== Work to do ==
Print the passage of the article on the South Charleston motorcycle lawsuit word for word, starting at "Means claims South" and ending at "of West Virginia.".

== Page ==

A Kanawha County man claims South Charleston police crashed a cruiser into his motorcycle, paralyzing him, and then maced him and stomped on his head afterward.
William Means filed a federal lawsuit against the city charging that the cruiser struck the rear tire of his motorcycle as he slowed to cross the Emmons Road railroad tracks near the Boone County line causing him to crash into a sludge pond. An officer pepper-sprayed Means before police dragged him out of the pond and another stomped on his head, the lawsuit says.
Means claims South Charleston Police Officer E.M. Peterson began following him May 2 as he rode his motorcycle on U.S. 119. The registration did not appear to match the motorcycle, which prompted Peterson to begin following Means, according to the lawsuit filed in the Southern District of West Virginia.
After Peterson trailed Means for 15 minutes without flashing his lights, another South Charleston officer, listed as D. Harvey, responded to a call for backup and began following, too, the lawsuit says. Means lost control after Peterson’s cruiser hit the motorcycle, the lawsuit claims. Harvey pepper-sprayed Means, the lawsuit alleges.
Two bystanders pulled off the road and began video-recording as both officers stood over Means. The video, which is partially blurred, reportedly shows the officers dragging Means across the railroad tracks and laying him down. As one officer sprints toward the parked cruisers, the other officer, described in the lawsuit as Peterson, allegedly stomps on Means’ head once.

== Data listing ==

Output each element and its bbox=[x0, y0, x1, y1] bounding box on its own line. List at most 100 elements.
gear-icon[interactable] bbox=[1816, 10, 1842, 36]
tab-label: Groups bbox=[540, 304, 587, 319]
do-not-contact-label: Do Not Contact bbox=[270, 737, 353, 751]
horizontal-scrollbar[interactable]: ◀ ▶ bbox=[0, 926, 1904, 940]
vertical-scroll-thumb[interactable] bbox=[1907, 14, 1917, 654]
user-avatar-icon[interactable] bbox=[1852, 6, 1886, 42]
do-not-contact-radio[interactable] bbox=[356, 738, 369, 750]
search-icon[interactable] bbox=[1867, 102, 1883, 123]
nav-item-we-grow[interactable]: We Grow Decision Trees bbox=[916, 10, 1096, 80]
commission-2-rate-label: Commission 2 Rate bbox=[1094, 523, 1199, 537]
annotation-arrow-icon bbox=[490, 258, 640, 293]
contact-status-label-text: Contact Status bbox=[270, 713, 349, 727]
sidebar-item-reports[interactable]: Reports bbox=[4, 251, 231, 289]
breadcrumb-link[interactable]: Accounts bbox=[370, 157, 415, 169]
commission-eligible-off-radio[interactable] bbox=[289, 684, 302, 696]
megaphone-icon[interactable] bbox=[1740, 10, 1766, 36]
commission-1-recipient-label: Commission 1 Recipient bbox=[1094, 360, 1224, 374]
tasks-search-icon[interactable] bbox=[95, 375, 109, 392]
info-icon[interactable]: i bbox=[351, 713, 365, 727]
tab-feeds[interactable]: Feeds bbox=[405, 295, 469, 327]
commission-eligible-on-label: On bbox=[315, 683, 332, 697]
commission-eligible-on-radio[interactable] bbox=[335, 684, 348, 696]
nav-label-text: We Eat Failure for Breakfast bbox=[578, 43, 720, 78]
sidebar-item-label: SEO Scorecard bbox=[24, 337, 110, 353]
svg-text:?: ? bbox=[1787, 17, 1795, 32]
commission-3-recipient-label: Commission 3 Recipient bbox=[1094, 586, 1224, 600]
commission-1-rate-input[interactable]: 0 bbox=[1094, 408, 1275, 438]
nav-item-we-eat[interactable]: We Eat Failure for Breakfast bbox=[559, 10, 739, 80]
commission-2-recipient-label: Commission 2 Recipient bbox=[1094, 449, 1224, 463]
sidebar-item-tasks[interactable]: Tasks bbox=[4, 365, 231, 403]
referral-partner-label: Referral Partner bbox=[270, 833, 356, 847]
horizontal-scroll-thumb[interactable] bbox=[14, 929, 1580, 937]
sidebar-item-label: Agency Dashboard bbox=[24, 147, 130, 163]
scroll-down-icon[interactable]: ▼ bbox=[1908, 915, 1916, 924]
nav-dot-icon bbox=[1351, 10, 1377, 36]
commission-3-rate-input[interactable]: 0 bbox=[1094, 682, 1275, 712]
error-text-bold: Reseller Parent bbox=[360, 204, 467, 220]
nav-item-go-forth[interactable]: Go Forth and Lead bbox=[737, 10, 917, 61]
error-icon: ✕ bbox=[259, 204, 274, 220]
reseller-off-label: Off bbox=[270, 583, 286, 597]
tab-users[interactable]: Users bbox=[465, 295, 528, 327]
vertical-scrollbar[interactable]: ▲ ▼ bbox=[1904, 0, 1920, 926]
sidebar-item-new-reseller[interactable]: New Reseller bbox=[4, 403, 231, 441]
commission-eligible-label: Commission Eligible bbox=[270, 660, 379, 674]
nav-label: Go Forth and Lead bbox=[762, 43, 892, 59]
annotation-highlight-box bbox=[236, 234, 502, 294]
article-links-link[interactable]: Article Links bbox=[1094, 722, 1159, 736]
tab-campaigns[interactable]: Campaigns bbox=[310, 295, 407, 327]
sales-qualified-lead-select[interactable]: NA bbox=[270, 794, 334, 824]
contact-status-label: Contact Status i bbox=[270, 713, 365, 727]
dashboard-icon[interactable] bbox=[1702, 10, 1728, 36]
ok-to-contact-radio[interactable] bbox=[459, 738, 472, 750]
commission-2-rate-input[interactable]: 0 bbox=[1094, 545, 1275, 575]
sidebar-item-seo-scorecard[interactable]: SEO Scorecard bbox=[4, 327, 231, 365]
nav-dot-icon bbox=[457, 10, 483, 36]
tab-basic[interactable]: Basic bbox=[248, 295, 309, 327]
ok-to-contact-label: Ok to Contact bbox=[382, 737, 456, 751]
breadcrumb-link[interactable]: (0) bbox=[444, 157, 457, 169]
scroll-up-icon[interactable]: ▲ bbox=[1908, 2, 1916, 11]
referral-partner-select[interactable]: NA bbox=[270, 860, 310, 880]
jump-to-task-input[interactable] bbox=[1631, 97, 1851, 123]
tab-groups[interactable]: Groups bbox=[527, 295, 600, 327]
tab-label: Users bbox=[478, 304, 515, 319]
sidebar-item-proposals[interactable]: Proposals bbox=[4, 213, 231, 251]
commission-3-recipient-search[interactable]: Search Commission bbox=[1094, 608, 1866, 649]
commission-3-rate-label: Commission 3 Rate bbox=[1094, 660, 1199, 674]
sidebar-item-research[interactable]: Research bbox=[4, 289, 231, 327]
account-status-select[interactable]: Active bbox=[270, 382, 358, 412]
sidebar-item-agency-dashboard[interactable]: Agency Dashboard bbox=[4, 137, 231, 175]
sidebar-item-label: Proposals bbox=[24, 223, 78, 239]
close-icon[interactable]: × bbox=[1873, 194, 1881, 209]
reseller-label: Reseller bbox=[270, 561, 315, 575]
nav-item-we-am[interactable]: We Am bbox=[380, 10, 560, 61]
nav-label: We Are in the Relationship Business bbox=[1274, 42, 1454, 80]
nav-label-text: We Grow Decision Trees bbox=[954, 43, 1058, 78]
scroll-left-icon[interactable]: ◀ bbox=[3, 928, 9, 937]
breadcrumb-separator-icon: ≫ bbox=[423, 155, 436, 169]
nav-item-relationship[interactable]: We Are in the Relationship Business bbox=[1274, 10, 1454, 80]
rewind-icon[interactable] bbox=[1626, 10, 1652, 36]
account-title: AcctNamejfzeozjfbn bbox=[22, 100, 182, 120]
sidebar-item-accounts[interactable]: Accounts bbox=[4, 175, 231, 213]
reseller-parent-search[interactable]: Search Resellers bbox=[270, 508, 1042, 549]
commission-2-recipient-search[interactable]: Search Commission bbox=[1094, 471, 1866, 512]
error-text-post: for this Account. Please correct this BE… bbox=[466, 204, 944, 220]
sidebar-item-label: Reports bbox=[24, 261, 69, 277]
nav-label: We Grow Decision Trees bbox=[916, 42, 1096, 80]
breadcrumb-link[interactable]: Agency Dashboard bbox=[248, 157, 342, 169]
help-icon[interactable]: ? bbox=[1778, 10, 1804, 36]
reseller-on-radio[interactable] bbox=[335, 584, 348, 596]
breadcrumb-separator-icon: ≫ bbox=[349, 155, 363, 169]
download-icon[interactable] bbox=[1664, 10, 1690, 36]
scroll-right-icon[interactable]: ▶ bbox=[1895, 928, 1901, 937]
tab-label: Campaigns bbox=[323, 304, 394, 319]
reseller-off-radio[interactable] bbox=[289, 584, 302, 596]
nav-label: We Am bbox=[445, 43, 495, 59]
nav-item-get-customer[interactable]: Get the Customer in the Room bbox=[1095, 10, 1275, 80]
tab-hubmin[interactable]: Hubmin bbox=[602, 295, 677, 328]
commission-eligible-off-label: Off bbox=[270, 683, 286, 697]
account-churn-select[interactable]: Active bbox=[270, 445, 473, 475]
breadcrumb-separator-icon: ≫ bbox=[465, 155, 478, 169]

== Answer to the problem ==
Means claims South Charleston Police Officer E.M. Peterson began following him May 2 as he rode his motorcycle on U.S. 119. The registration did not appear to match the motorcycle, which prompted Peterson to begin following Means, according to the lawsuit filed in the Southern District of West Virginia.